> _Text section_
Segment Open
Studio album by Dzeltenie Pastnieki
- Released: 1982
- Recorded: July 27 – September 10, 1982 (kolkhoz "Uzvara", Jūrmala)
- Genre: Synthpop, new wave, post-punk
- Length: 36:31
- Label: Ingus Baušķenieka ieraksti
- Producer: Ingus Baušķenieks and Dzeltenie Pastnieki

Dzeltenie Pastnieki chronology
| Bolderājas dzelzceļš (1981) | Man ļoti patīk jaunais vilnis (1982) | Alise (1984) |

= Man ļoti patīk jaunais vilnis =

1982 album by Dzeltenie Pastnieki

Man ļoti patīk jaunais vilnis is the second album by Latvian band Dzeltenie Pastnieki, released through magnitizdat in 1982, and 'officially' in 2003. The name of the album is Latvian for "I really like new wave". It was essentially recorded on the premises of the fishing kolkhoz "Uzvara" in Lielupe, Jūrmala.
Segment Closed
> _Provided information_
Segment Open
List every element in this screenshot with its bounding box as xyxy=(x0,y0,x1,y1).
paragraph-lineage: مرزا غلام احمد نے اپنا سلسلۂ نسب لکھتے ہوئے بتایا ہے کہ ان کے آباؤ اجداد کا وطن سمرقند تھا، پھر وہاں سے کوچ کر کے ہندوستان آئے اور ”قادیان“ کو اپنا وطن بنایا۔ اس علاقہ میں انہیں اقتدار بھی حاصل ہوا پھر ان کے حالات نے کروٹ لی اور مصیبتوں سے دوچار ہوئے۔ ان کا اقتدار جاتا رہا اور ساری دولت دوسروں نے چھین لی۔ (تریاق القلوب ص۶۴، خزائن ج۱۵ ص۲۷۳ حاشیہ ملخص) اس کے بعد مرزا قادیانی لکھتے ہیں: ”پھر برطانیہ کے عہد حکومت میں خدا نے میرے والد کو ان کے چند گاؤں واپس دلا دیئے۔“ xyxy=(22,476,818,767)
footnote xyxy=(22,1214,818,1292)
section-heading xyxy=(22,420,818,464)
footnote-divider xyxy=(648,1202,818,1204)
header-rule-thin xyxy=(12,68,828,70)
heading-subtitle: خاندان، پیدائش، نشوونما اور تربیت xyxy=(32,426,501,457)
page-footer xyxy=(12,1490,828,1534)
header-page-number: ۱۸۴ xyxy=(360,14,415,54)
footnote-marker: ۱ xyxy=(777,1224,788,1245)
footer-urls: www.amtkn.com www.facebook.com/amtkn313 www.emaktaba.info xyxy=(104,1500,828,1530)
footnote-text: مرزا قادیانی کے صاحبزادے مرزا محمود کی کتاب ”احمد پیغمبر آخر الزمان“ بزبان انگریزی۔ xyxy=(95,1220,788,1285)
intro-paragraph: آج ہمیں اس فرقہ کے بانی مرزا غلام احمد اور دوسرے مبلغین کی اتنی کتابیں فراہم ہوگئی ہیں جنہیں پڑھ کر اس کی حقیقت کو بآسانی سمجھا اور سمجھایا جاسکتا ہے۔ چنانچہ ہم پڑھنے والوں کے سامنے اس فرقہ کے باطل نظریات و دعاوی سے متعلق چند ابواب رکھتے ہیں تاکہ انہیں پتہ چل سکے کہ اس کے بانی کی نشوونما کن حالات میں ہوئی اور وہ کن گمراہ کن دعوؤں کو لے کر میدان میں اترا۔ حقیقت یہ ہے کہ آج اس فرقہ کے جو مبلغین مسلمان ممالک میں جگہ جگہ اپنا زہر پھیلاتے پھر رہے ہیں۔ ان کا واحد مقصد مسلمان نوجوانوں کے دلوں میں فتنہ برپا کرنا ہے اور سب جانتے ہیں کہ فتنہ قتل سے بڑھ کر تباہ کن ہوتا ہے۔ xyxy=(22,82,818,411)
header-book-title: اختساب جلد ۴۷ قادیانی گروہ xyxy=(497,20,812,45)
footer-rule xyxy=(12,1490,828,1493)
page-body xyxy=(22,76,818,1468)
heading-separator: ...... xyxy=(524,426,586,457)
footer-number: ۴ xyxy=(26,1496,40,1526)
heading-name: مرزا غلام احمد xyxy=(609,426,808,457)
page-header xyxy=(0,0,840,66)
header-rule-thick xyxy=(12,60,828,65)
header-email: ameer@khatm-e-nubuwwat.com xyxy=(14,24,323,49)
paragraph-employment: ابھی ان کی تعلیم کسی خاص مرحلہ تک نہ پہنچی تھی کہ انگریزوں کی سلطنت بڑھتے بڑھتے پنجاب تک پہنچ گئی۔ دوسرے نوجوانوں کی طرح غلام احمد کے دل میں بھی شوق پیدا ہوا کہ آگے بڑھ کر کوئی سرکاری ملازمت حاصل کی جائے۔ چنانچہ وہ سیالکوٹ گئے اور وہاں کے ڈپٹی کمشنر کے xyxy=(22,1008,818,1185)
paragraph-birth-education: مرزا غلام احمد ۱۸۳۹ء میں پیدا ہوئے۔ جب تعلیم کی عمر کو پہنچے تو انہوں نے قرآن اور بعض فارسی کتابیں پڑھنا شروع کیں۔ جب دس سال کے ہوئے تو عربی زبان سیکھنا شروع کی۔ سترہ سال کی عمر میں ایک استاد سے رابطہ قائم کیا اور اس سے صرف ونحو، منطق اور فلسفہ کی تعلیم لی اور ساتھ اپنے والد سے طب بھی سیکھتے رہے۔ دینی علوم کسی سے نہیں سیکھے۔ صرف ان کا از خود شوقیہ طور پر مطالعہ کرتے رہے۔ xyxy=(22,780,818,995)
Segment Closed
> _What you need to do_
Copy the part of the album text from "1982 album by" up to and including "in Lielupe, Jūrmala.".

> _Solution for this problem_
1982 album by Dzeltenie Pastnieki

Man ļoti patīk jaunais vilnis is the second album by Latvian band Dzeltenie Pastnieki, released through magnitizdat in 1982, and 'officially' in 2003. The name of the album is Latvian for "I really like new wave". It was essentially recorded on the premises of the fishing kolkhoz "Uzvara" in Lielupe, Jūrmala.